WHAT THE TASK ASKS |
Take every line from the entries below that includes the word "NEUROSCIENCE" and copy it.

Start of RECORD EXCERPTS

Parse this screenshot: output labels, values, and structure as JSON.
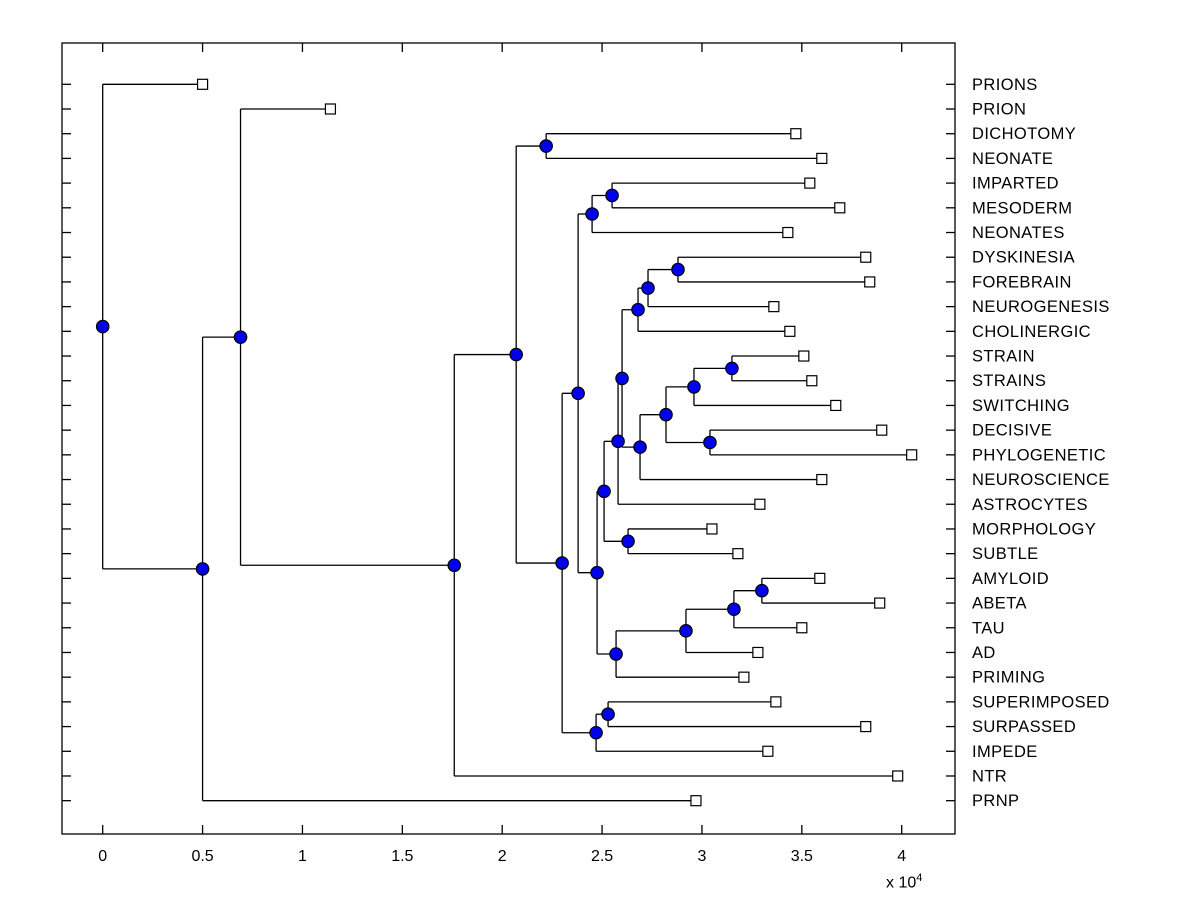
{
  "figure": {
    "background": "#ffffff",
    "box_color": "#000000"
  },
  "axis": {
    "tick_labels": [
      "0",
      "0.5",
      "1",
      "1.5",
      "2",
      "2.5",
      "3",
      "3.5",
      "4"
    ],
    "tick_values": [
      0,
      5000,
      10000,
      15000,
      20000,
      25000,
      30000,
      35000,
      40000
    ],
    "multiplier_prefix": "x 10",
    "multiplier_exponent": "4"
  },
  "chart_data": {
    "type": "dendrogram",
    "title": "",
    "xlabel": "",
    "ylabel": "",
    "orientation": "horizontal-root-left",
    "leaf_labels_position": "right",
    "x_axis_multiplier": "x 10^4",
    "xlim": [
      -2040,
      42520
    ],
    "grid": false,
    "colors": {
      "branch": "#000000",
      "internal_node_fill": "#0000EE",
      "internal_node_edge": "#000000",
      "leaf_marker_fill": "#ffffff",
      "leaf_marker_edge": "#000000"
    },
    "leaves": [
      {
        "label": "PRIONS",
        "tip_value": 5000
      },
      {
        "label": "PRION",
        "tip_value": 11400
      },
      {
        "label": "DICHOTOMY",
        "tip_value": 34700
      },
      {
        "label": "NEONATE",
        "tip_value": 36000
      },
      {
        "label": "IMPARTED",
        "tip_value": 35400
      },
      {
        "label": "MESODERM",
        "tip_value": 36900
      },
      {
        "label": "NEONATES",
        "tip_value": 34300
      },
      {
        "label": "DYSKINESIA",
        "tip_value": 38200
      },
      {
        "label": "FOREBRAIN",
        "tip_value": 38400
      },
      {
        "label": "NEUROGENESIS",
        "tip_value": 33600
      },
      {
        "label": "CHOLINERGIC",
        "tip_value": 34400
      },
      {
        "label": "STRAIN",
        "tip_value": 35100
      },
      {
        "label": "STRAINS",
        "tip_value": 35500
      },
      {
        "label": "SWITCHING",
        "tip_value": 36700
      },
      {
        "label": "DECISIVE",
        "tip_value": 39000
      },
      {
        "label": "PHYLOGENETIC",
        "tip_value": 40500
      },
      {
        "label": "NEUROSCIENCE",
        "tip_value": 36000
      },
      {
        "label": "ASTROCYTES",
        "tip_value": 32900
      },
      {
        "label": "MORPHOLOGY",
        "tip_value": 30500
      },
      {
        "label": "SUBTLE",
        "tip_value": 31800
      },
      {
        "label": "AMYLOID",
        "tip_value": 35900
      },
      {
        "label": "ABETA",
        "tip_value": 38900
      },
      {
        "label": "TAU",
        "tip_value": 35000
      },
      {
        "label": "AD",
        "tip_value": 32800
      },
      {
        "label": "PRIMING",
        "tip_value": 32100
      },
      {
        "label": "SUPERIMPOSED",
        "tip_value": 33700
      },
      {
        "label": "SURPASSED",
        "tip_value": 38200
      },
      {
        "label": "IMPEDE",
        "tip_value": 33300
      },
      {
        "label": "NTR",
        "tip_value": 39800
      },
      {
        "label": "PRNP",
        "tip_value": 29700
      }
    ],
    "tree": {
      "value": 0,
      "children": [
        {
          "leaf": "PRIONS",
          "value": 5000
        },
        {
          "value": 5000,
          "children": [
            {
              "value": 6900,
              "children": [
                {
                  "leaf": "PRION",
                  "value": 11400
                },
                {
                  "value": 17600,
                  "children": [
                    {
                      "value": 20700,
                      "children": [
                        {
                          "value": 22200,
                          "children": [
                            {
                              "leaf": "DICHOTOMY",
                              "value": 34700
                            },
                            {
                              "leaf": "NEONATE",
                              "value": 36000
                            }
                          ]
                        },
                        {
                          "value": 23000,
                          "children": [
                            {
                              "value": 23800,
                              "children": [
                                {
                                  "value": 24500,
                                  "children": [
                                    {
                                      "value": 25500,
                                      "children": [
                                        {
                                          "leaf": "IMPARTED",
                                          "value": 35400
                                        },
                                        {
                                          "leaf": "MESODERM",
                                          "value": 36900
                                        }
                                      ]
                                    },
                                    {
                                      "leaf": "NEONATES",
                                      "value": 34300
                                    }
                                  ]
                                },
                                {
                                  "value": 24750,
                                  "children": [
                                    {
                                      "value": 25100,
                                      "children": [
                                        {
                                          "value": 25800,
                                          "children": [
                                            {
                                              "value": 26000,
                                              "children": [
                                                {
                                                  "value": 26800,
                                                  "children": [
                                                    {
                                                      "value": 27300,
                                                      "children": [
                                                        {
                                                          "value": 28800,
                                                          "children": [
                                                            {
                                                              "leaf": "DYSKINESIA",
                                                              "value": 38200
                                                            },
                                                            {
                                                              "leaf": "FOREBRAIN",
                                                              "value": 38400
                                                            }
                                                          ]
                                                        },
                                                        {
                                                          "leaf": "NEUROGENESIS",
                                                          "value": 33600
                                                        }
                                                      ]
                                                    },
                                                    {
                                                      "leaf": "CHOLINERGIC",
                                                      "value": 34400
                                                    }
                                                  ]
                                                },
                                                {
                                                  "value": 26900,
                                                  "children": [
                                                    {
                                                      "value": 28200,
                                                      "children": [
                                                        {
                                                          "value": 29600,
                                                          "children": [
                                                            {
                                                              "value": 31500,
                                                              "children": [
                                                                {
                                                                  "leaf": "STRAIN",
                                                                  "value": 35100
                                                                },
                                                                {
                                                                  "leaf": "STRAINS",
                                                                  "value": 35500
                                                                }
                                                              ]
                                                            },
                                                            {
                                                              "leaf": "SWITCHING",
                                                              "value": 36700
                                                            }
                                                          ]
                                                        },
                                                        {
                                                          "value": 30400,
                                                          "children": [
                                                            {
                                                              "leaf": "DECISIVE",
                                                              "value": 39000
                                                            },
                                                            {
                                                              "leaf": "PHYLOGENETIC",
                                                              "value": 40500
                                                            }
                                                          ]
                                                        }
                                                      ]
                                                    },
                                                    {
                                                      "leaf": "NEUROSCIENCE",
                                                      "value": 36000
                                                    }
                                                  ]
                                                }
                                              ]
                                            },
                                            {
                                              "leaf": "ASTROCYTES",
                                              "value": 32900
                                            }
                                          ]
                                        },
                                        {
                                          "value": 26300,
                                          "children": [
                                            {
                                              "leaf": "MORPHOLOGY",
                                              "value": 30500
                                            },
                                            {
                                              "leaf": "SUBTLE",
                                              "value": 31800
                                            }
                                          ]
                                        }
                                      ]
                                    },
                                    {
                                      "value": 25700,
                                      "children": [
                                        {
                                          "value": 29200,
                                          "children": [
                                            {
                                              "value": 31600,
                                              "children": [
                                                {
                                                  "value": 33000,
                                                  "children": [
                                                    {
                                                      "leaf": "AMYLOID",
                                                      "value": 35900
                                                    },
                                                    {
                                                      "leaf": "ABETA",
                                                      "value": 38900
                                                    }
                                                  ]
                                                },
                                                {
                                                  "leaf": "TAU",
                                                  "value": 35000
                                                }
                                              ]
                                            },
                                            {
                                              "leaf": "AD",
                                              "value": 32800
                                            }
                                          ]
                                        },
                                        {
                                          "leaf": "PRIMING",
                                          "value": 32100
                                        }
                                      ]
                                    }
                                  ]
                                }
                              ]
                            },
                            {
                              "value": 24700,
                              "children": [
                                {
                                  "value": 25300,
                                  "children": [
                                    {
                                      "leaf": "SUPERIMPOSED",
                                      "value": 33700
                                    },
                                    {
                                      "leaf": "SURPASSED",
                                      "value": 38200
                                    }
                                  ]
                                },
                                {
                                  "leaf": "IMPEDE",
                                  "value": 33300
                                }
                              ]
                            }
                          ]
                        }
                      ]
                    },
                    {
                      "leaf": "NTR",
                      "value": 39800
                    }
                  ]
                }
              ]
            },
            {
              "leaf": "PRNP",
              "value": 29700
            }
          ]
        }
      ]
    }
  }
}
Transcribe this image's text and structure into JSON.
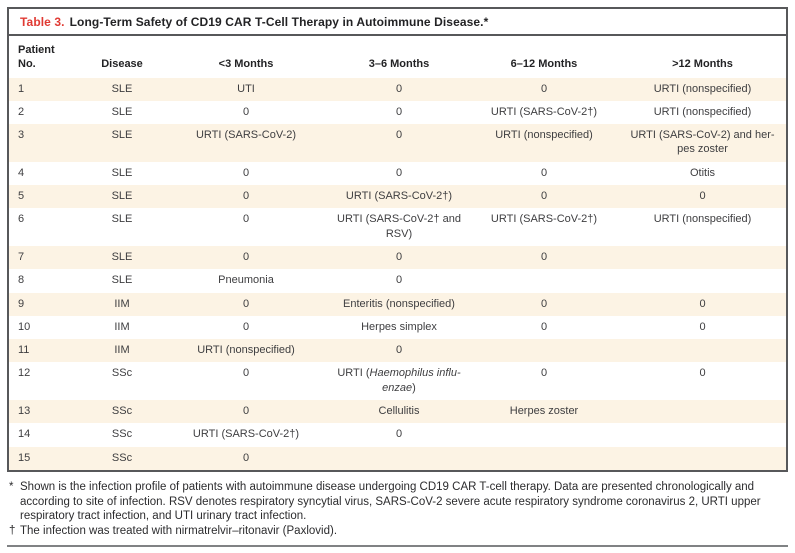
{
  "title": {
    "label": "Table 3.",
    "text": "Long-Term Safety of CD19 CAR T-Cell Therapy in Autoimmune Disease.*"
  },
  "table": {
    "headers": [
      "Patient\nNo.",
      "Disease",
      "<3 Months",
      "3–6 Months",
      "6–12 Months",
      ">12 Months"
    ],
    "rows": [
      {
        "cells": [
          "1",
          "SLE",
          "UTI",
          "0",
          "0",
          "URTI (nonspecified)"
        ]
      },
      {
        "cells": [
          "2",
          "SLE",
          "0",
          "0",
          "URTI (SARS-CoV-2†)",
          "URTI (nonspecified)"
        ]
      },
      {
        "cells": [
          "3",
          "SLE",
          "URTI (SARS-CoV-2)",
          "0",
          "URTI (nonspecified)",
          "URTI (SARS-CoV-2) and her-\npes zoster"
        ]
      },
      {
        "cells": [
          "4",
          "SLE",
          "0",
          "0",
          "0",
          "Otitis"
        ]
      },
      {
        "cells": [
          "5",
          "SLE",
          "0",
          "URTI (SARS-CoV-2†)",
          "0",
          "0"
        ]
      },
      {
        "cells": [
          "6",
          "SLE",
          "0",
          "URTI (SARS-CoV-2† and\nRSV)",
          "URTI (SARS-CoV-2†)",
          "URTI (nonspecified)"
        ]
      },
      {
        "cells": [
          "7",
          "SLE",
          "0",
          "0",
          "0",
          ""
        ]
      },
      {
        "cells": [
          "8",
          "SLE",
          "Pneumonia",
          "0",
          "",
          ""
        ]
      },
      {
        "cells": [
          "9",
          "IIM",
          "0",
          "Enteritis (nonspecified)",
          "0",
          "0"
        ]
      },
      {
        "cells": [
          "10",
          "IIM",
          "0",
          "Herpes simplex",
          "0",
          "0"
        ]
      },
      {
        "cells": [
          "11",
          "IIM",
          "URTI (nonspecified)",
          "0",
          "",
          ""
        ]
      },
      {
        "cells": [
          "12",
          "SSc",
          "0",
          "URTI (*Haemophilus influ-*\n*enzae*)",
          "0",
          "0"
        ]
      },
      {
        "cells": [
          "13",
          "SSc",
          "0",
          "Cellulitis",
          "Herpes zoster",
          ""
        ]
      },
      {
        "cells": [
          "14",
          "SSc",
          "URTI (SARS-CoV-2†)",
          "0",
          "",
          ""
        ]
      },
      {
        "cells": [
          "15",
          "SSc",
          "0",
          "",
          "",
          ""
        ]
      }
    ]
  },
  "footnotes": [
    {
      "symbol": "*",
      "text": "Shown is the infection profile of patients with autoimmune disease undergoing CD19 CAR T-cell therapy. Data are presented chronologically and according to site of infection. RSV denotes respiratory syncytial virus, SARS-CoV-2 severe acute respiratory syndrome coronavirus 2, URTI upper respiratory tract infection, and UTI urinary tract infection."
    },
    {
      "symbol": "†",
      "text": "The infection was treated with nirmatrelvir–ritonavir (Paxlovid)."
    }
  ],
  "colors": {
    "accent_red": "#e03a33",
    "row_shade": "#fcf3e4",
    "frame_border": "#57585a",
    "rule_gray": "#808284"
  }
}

End of RECORD EXCERPTS

OUTPUT OF THE TASK |
        "label": "NEUROSCIENCE",
                                                      "leaf": "NEUROSCIENCE",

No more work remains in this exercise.